Short exercise
All the entries need to be quoted exactly, apart from the pictures, which you should drop.

Listed records
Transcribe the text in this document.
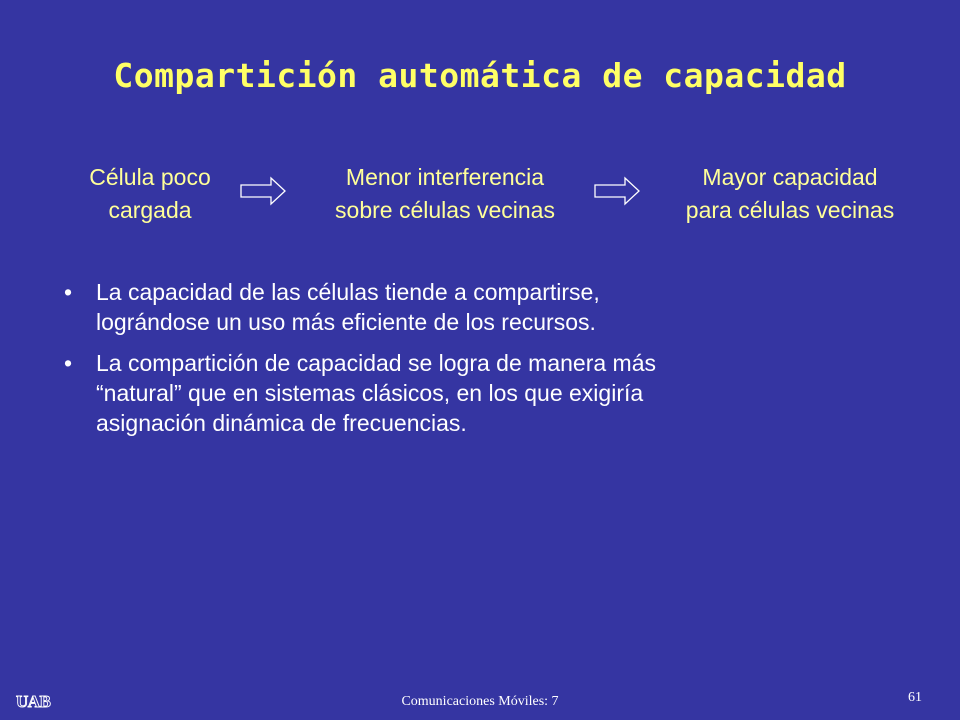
Compartición automática de capacidad
Célula poco
cargada
Menor interferencia
sobre células vecinas
Mayor capacidad
para células vecinas
• La capacidad de las células tiende a compartirse,
lográndose un uso más eficiente de los recursos.
• La compartición de capacidad se logra de manera más
“natural” que en sistemas clásicos, en los que exigiría
asignación dinámica de frecuencias.
UAB	Comunicaciones Móviles: 7	61
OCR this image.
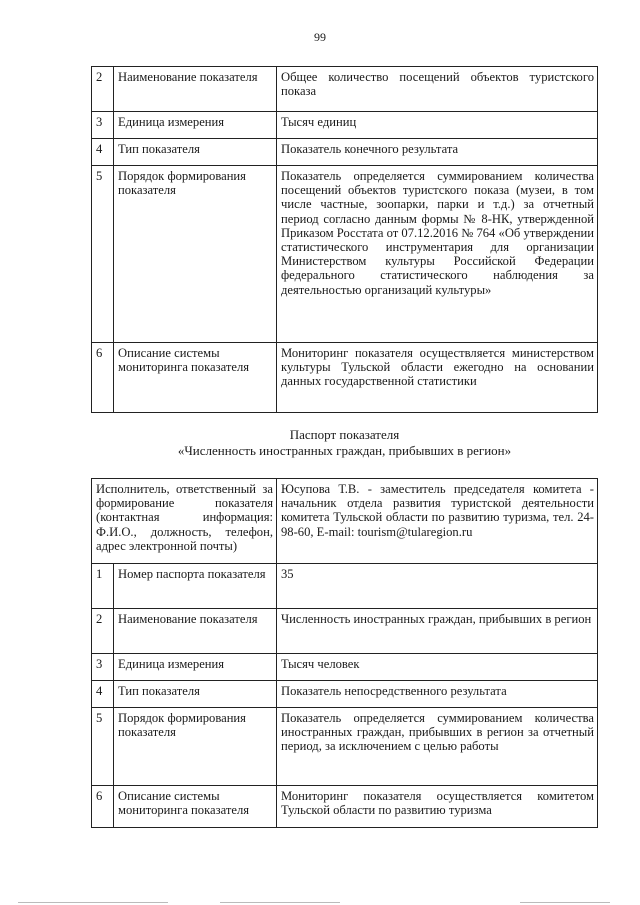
99
2	Наименование показателя	Общее количество посещений объектов туристского показа
3	Единица измерения	Тысяч единиц
4	Тип показателя	Показатель конечного результата
5	Порядок формирования показателя	Показатель определяется суммированием количества посещений объектов туристского показа (музеи, в том числе частные, зоопарки, парки и т.д.) за отчетный период согласно данным формы № 8-НК, утвержденной Приказом Росстата от 07.12.2016 № 764 «Об утверждении статистического инструментария для организации Министерством культуры Российской Федерации федерального статистического наблюдения за деятельностью организаций культуры»
6	Описание системы мониторинга показателя	Мониторинг показателя осуществляется министерством культуры Тульской области ежегодно на основании данных государственной статистики
Паспорт показателя
«Численность иностранных граждан, прибывших в регион»
Исполнитель, ответственный за формирование показателя (контактная информация: Ф.И.О., должность, телефон, адрес электронной почты)		Юсупова Т.В. - заместитель председателя комитета - начальник отдела развития туристской деятельности комитета Тульской области по развитию туризма, тел. 24-98-60, E-mail: tourism@tularegion.ru
1	Номер паспорта показателя	35
2	Наименование показателя	Численность иностранных граждан, прибывших в регион
3	Единица измерения	Тысяч человек
4	Тип показателя	Показатель непосредственного результата
5	Порядок формирования показателя	Показатель определяется суммированием количества иностранных граждан, прибывших в регион за отчетный период, за исключением с целью работы
6	Описание системы мониторинга показателя	Мониторинг показателя осуществляется комитетом Тульской области по развитию туризма
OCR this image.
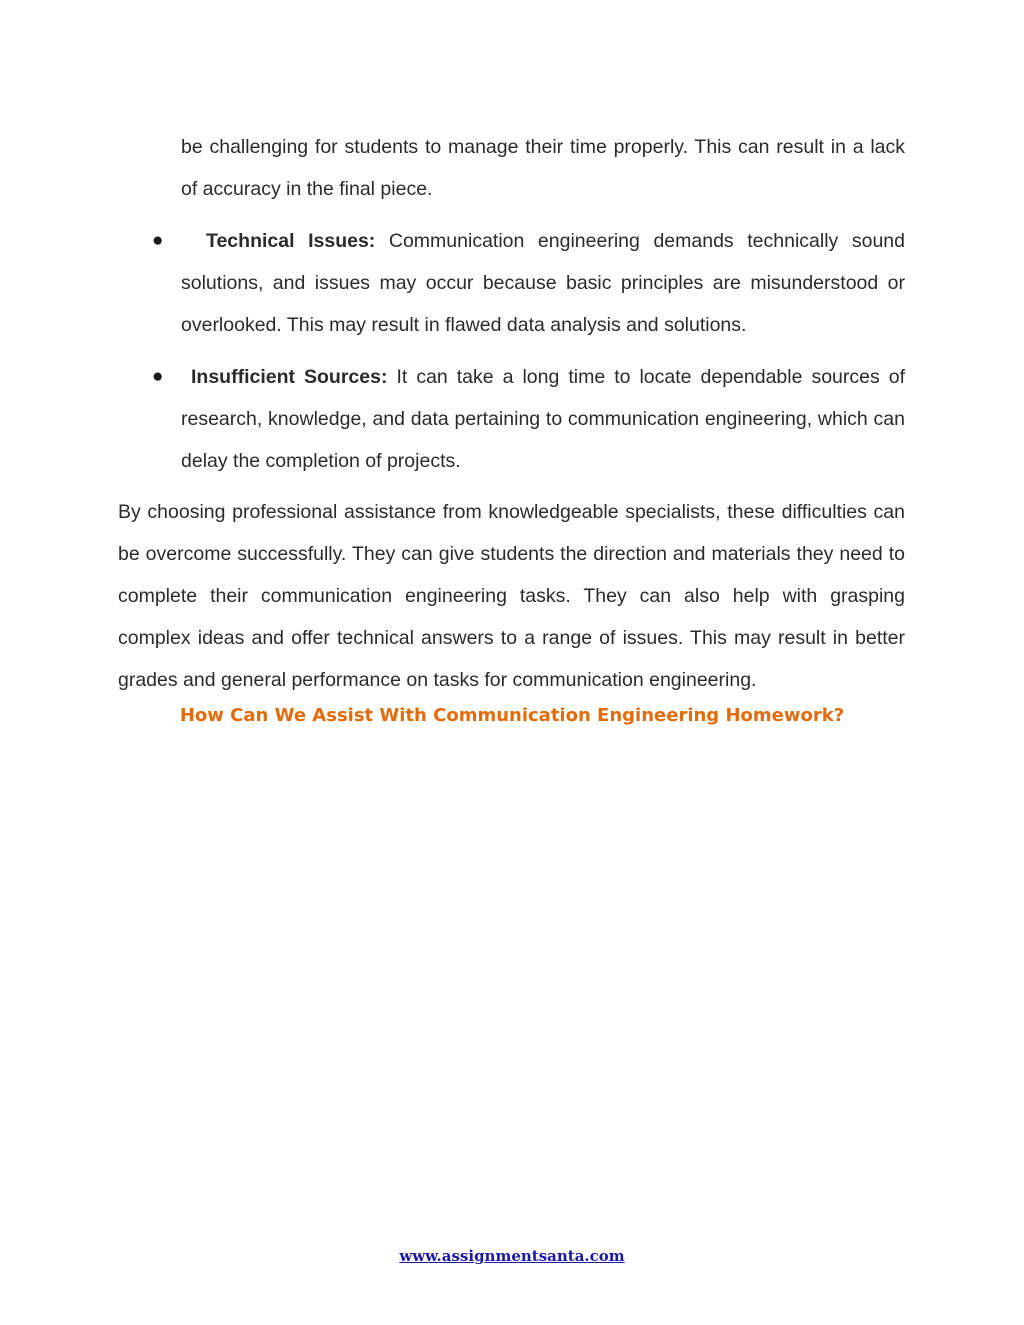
be challenging for students to manage their time properly. This can result in a lack of accuracy in the final piece.

●	Technical Issues: Communication engineering demands technically sound solutions, and issues may occur because basic principles are misunderstood or overlooked. This may result in flawed data analysis and solutions.

●	Insufficient Sources: It can take a long time to locate dependable sources of research, knowledge, and data pertaining to communication engineering, which can delay the completion of projects.

By choosing professional assistance from knowledgeable specialists, these difficulties can be overcome successfully. They can give students the direction and materials they need to complete their communication engineering tasks. They can also help with grasping complex ideas and offer technical answers to a range of issues. This may result in better grades and general performance on tasks for communication engineering.

How Can We Assist With Communication Engineering Homework?

www.assignmentsanta.com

Task output
Transcribe the text in this document.
Compartición automática de capacidad
Célula poco
cargada
Menor interferencia
sobre células vecinas
Mayor capacidad
para células vecinas
• La capacidad de las células tiende a compartirse,
lográndose un uso más eficiente de los recursos.
• La compartición de capacidad se logra de manera más
“natural” que en sistemas clásicos, en los que exigiría
asignación dinámica de frecuencias.
UAB	Comunicaciones Móviles: 7	61
OCR this image.
99
2	Наименование показателя	Общее количество посещений объектов туристского показа
3	Единица измерения	Тысяч единиц
4	Тип показателя	Показатель конечного результата
5	Порядок формирования показателя	Показатель определяется суммированием количества посещений объектов туристского показа (музеи, в том числе частные, зоопарки, парки и т.д.) за отчетный период согласно данным формы № 8-НК, утвержденной Приказом Росстата от 07.12.2016 № 764 «Об утверждении статистического инструментария для организации Министерством культуры Российской Федерации федерального статистического наблюдения за деятельностью организаций культуры»
6	Описание системы мониторинга показателя	Мониторинг показателя осуществляется министерством культуры Тульской области ежегодно на основании данных государственной статистики
Паспорт показателя
«Численность иностранных граждан, прибывших в регион»
Исполнитель, ответственный за формирование показателя (контактная информация: Ф.И.О., должность, телефон, адрес электронной почты)		Юсупова Т.В. - заместитель председателя комитета - начальник отдела развития туристской деятельности комитета Тульской области по развитию туризма, тел. 24-98-60, E-mail: tourism@tularegion.ru
1	Номер паспорта показателя	35
2	Наименование показателя	Численность иностранных граждан, прибывших в регион
3	Единица измерения	Тысяч человек
4	Тип показателя	Показатель непосредственного результата
5	Порядок формирования показателя	Показатель определяется суммированием количества иностранных граждан, прибывших в регион за отчетный период, за исключением с целью работы
6	Описание системы мониторинга показателя	Мониторинг показателя осуществляется комитетом Тульской области по развитию туризма
OCR this image.
be challenging for students to manage their time properly. This can result in a lack of accuracy in the final piece.

●	Technical Issues: Communication engineering demands technically sound solutions, and issues may occur because basic principles are misunderstood or overlooked. This may result in flawed data analysis and solutions.

●	Insufficient Sources: It can take a long time to locate dependable sources of research, knowledge, and data pertaining to communication engineering, which can delay the completion of projects.

By choosing professional assistance from knowledgeable specialists, these difficulties can be overcome successfully. They can give students the direction and materials they need to complete their communication engineering tasks. They can also help with grasping complex ideas and offer technical answers to a range of issues. This may result in better grades and general performance on tasks for communication engineering.

How Can We Assist With Communication Engineering Homework?

www.assignmentsanta.com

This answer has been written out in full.